Read through the records below and copy each line that uses the word "plus".
※ ※ ※
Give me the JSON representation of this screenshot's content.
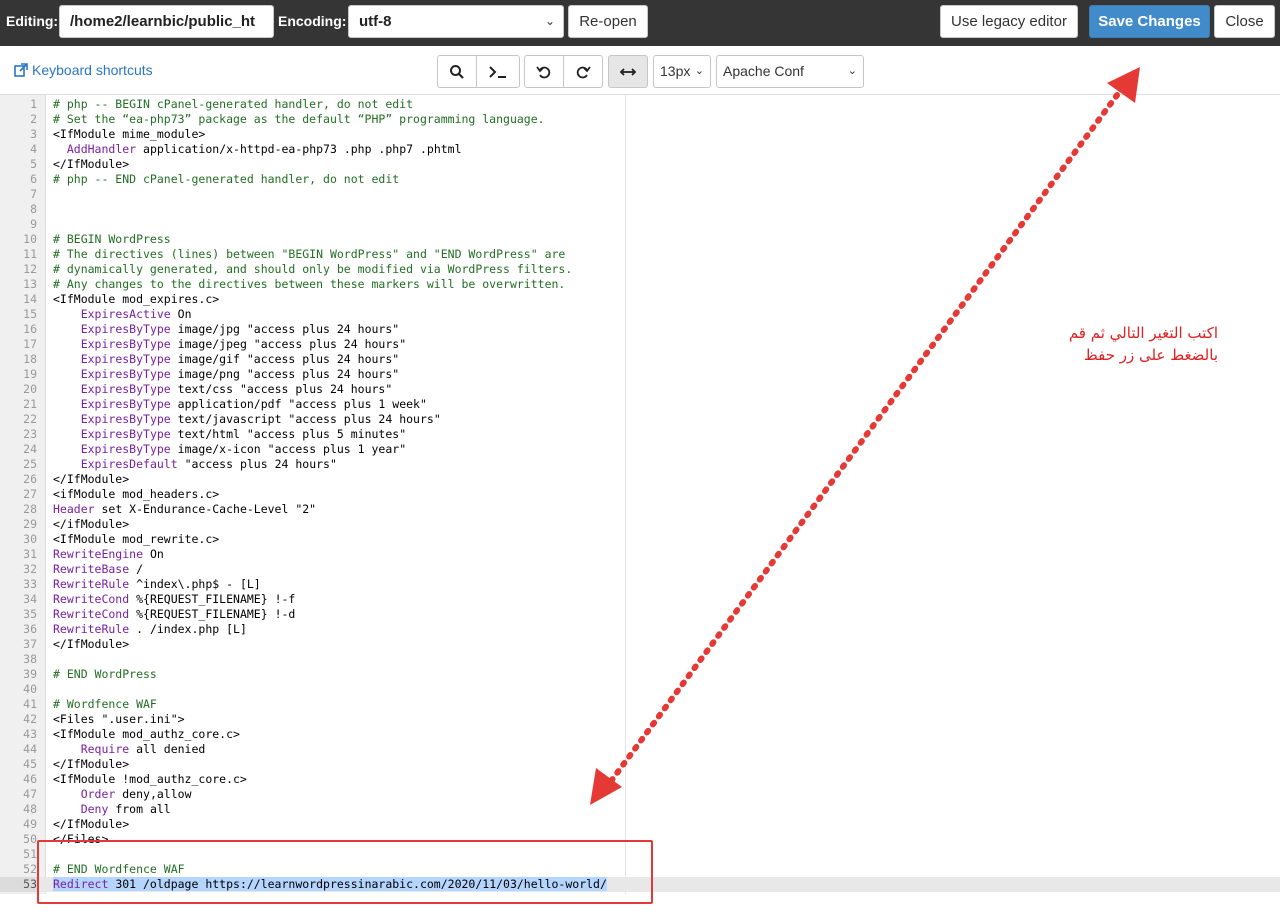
{
  "topbar": {
    "editing_label": "Editing:",
    "file_path": "/home2/learnbic/public_ht",
    "encoding_label": "Encoding:",
    "encoding_value": "utf-8",
    "reopen_label": "Re-open",
    "legacy_label": "Use legacy editor",
    "save_label": "Save Changes",
    "close_label": "Close",
    "bar_color": "#353535",
    "primary_color": "#428bca"
  },
  "toolbar": {
    "keyboard_shortcuts": "Keyboard shortcuts",
    "font_size": "13px",
    "mode": "Apache Conf",
    "icons": [
      "search-icon",
      "terminal-icon",
      "undo-icon",
      "redo-icon",
      "wrap-toggle-icon"
    ]
  },
  "code": {
    "lines": [
      {
        "n": "1",
        "t": "# php -- BEGIN cPanel-generated handler, do not edit"
      },
      {
        "n": "2",
        "t": "# Set the “ea-php73” package as the default “PHP” programming language."
      },
      {
        "n": "3",
        "t": "<IfModule mime_module>"
      },
      {
        "n": "4",
        "t": "  AddHandler application/x-httpd-ea-php73 .php .php7 .phtml"
      },
      {
        "n": "5",
        "t": "</IfModule>"
      },
      {
        "n": "6",
        "t": "# php -- END cPanel-generated handler, do not edit"
      },
      {
        "n": "7",
        "t": ""
      },
      {
        "n": "8",
        "t": ""
      },
      {
        "n": "9",
        "t": ""
      },
      {
        "n": "10",
        "t": "# BEGIN WordPress"
      },
      {
        "n": "11",
        "t": "# The directives (lines) between \"BEGIN WordPress\" and \"END WordPress\" are"
      },
      {
        "n": "12",
        "t": "# dynamically generated, and should only be modified via WordPress filters."
      },
      {
        "n": "13",
        "t": "# Any changes to the directives between these markers will be overwritten."
      },
      {
        "n": "14",
        "t": "<IfModule mod_expires.c>"
      },
      {
        "n": "15",
        "t": "    ExpiresActive On"
      },
      {
        "n": "16",
        "t": "    ExpiresByType image/jpg \"access plus 24 hours\""
      },
      {
        "n": "17",
        "t": "    ExpiresByType image/jpeg \"access plus 24 hours\""
      },
      {
        "n": "18",
        "t": "    ExpiresByType image/gif \"access plus 24 hours\""
      },
      {
        "n": "19",
        "t": "    ExpiresByType image/png \"access plus 24 hours\""
      },
      {
        "n": "20",
        "t": "    ExpiresByType text/css \"access plus 24 hours\""
      },
      {
        "n": "21",
        "t": "    ExpiresByType application/pdf \"access plus 1 week\""
      },
      {
        "n": "22",
        "t": "    ExpiresByType text/javascript \"access plus 24 hours\""
      },
      {
        "n": "23",
        "t": "    ExpiresByType text/html \"access plus 5 minutes\""
      },
      {
        "n": "24",
        "t": "    ExpiresByType image/x-icon \"access plus 1 year\""
      },
      {
        "n": "25",
        "t": "    ExpiresDefault \"access plus 24 hours\""
      },
      {
        "n": "26",
        "t": "</IfModule>"
      },
      {
        "n": "27",
        "t": "<ifModule mod_headers.c>"
      },
      {
        "n": "28",
        "t": "Header set X-Endurance-Cache-Level \"2\""
      },
      {
        "n": "29",
        "t": "</ifModule>"
      },
      {
        "n": "30",
        "t": "<IfModule mod_rewrite.c>"
      },
      {
        "n": "31",
        "t": "RewriteEngine On"
      },
      {
        "n": "32",
        "t": "RewriteBase /"
      },
      {
        "n": "33",
        "t": "RewriteRule ^index\\.php$ - [L]"
      },
      {
        "n": "34",
        "t": "RewriteCond %{REQUEST_FILENAME} !-f"
      },
      {
        "n": "35",
        "t": "RewriteCond %{REQUEST_FILENAME} !-d"
      },
      {
        "n": "36",
        "t": "RewriteRule . /index.php [L]"
      },
      {
        "n": "37",
        "t": "</IfModule>"
      },
      {
        "n": "38",
        "t": ""
      },
      {
        "n": "39",
        "t": "# END WordPress"
      },
      {
        "n": "40",
        "t": ""
      },
      {
        "n": "41",
        "t": "# Wordfence WAF"
      },
      {
        "n": "42",
        "t": "<Files \".user.ini\">"
      },
      {
        "n": "43",
        "t": "<IfModule mod_authz_core.c>"
      },
      {
        "n": "44",
        "t": "    Require all denied"
      },
      {
        "n": "45",
        "t": "</IfModule>"
      },
      {
        "n": "46",
        "t": "<IfModule !mod_authz_core.c>"
      },
      {
        "n": "47",
        "t": "    Order deny,allow"
      },
      {
        "n": "48",
        "t": "    Deny from all"
      },
      {
        "n": "49",
        "t": "</IfModule>"
      },
      {
        "n": "50",
        "t": "</Files>"
      },
      {
        "n": "51",
        "t": ""
      },
      {
        "n": "52",
        "t": "# END Wordfence WAF"
      },
      {
        "n": "53",
        "t": "Redirect 301 /oldpage https://learnwordpressinarabic.com/2020/11/03/hello-world/"
      }
    ],
    "current_line": "53"
  },
  "annotation": {
    "note_line1": "اكتب التغير التالي ثم قم",
    "note_line2": "بالضغط على زر حفظ",
    "color": "#e53935"
  }
}
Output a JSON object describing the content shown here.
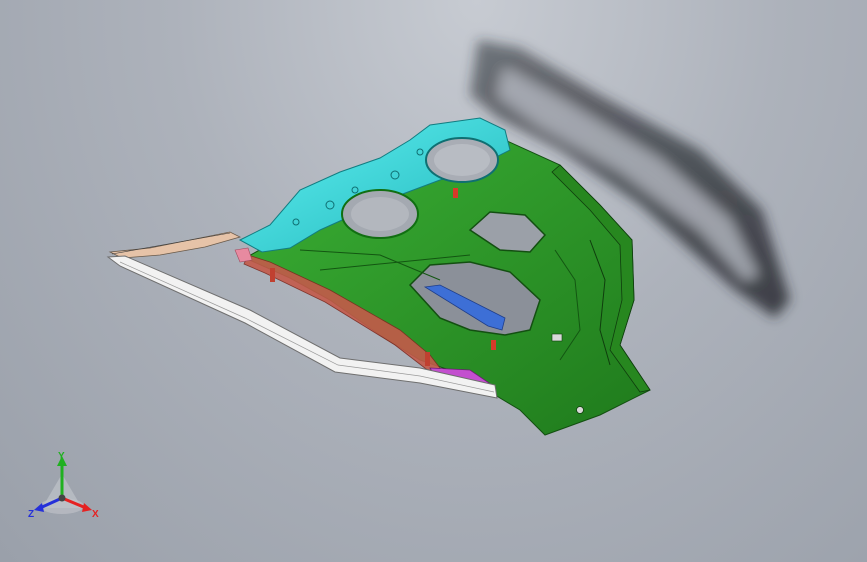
{
  "viewport": {
    "background_top": "#c7cbd2",
    "background_bottom": "#9aa0aa"
  },
  "model": {
    "colors": {
      "outer_panel": "#2f9a2b",
      "outer_panel_dark": "#1d6e1a",
      "upper_panel": "#33e3e6",
      "upper_panel_dark": "#1aa9ad",
      "belt_rail": "#f2f2f2",
      "belt_rail_dark": "#6f6f6f",
      "rear_trim": "#e6c3a8",
      "brace": "#c45a4a",
      "side_bar": "#e78aa0",
      "blue_bar": "#3d6fd6",
      "magenta_plate": "#c34fcf",
      "shadow": "#2a2d33"
    }
  },
  "triad": {
    "labels": {
      "x": "X",
      "y": "Y",
      "z": "Z"
    },
    "colors": {
      "x": "#e52222",
      "y": "#20b020",
      "z": "#2530d9"
    },
    "icon": "coordinate-triad-icon"
  }
}
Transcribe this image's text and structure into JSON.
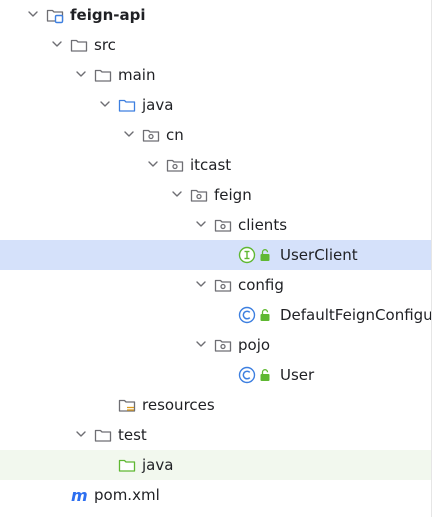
{
  "colors": {
    "selection": "#d5e1fa",
    "test_highlight": "#f2f8ee",
    "folder_stroke": "#6e6e73",
    "source_folder": "#3d7fe0",
    "test_folder": "#5fb832",
    "interface_icon": "#5fb832",
    "class_icon": "#3d7fe0",
    "maven": "#2d6ff0"
  },
  "tree": [
    {
      "label": "feign-api",
      "icon": "module-folder-icon",
      "chevron": "expanded",
      "bold": true
    },
    {
      "label": "src",
      "icon": "folder-icon",
      "chevron": "expanded"
    },
    {
      "label": "main",
      "icon": "folder-icon",
      "chevron": "expanded"
    },
    {
      "label": "java",
      "icon": "source-folder-icon",
      "chevron": "expanded"
    },
    {
      "label": "cn",
      "icon": "package-icon",
      "chevron": "expanded"
    },
    {
      "label": "itcast",
      "icon": "package-icon",
      "chevron": "expanded"
    },
    {
      "label": "feign",
      "icon": "package-icon",
      "chevron": "expanded"
    },
    {
      "label": "clients",
      "icon": "package-icon",
      "chevron": "expanded"
    },
    {
      "label": "UserClient",
      "icon": "interface-icon",
      "lock": true,
      "selected": true
    },
    {
      "label": "config",
      "icon": "package-icon",
      "chevron": "expanded"
    },
    {
      "label": "DefaultFeignConfigu",
      "icon": "class-icon",
      "lock": true
    },
    {
      "label": "pojo",
      "icon": "package-icon",
      "chevron": "expanded"
    },
    {
      "label": "User",
      "icon": "class-icon",
      "lock": true
    },
    {
      "label": "resources",
      "icon": "resources-folder-icon"
    },
    {
      "label": "test",
      "icon": "folder-icon",
      "chevron": "expanded"
    },
    {
      "label": "java",
      "icon": "test-folder-icon",
      "highlight": true
    },
    {
      "label": "pom.xml",
      "icon": "maven-icon"
    }
  ]
}
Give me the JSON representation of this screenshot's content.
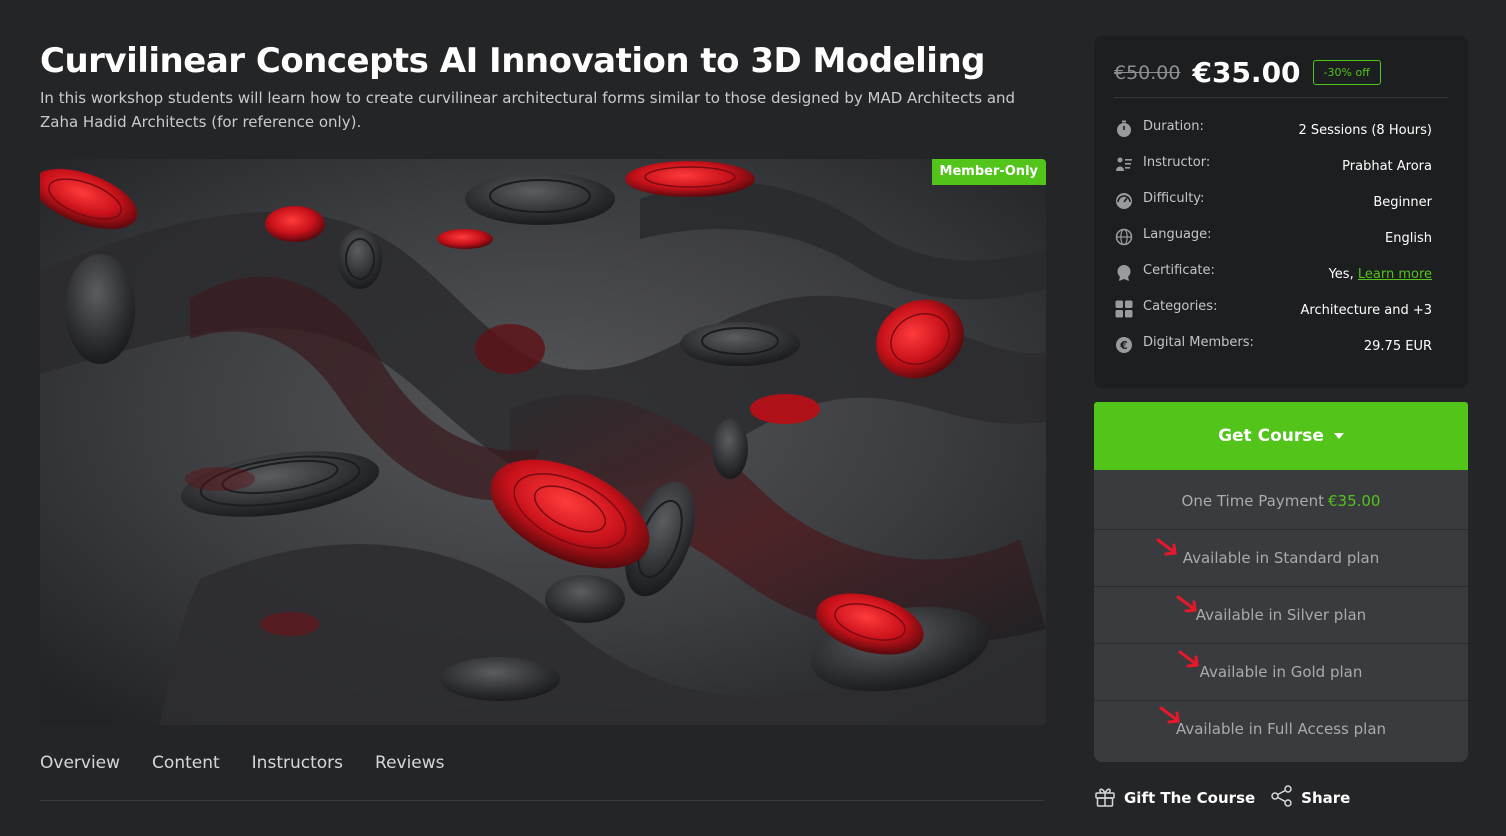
{
  "course": {
    "title": "Curvilinear Concepts AI Innovation to 3D Modeling",
    "description": "In this workshop students will learn how to create curvilinear architectural forms similar to those designed by MAD Architects and Zaha Hadid Architects (for reference only).",
    "badge": "Member-Only"
  },
  "tabs": [
    "Overview",
    "Content",
    "Instructors",
    "Reviews"
  ],
  "pricing": {
    "old_price": "€50.00",
    "new_price": "€35.00",
    "discount": "-30% off"
  },
  "info": {
    "duration": {
      "label": "Duration:",
      "value": "2 Sessions (8 Hours)",
      "icon": "stopwatch-icon"
    },
    "instructor": {
      "label": "Instructor:",
      "value": "Prabhat Arora",
      "icon": "instructor-icon"
    },
    "difficulty": {
      "label": "Difficulty:",
      "value": "Beginner",
      "icon": "difficulty-icon"
    },
    "language": {
      "label": "Language:",
      "value": "English",
      "icon": "globe-icon"
    },
    "certificate": {
      "label": "Certificate:",
      "value": "Yes,",
      "link": "Learn more",
      "icon": "certificate-icon"
    },
    "categories": {
      "label": "Categories:",
      "value": "Architecture and +3",
      "icon": "grid-icon"
    },
    "members": {
      "label": "Digital Members:",
      "value": "29.75 EUR",
      "icon": "euro-coin-icon"
    }
  },
  "cta": {
    "get_course": "Get Course",
    "one_time_label": "One Time Payment",
    "one_time_price": "€35.00",
    "plans": [
      "Available in Standard plan",
      "Available in Silver plan",
      "Available in Gold plan",
      "Available in Full Access plan"
    ]
  },
  "actions": {
    "gift": "Gift The Course",
    "share": "Share"
  },
  "colors": {
    "accent": "#52c41a",
    "background": "#242527",
    "card": "#1d1e20",
    "plan_bg": "#3a3b3e",
    "arrow": "#e8182b"
  }
}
※ ※ ※
(Reply to the task):
        "t": "    ExpiresByType image/jpg \"access plus 24 hours\""
        "t": "    ExpiresByType image/jpeg \"access plus 24 hours\""
        "t": "    ExpiresByType image/gif \"access plus 24 hours\""
        "t": "    ExpiresByType image/png \"access plus 24 hours\""
        "t": "    ExpiresByType text/css \"access plus 24 hours\""
        "t": "    ExpiresByType application/pdf \"access plus 1 week\""
        "t": "    ExpiresByType text/javascript \"access plus 24 hours\""
        "t": "    ExpiresByType text/html \"access plus 5 minutes\""
        "t": "    ExpiresByType image/x-icon \"access plus 1 year\""
        "t": "    ExpiresDefault \"access plus 24 hours\""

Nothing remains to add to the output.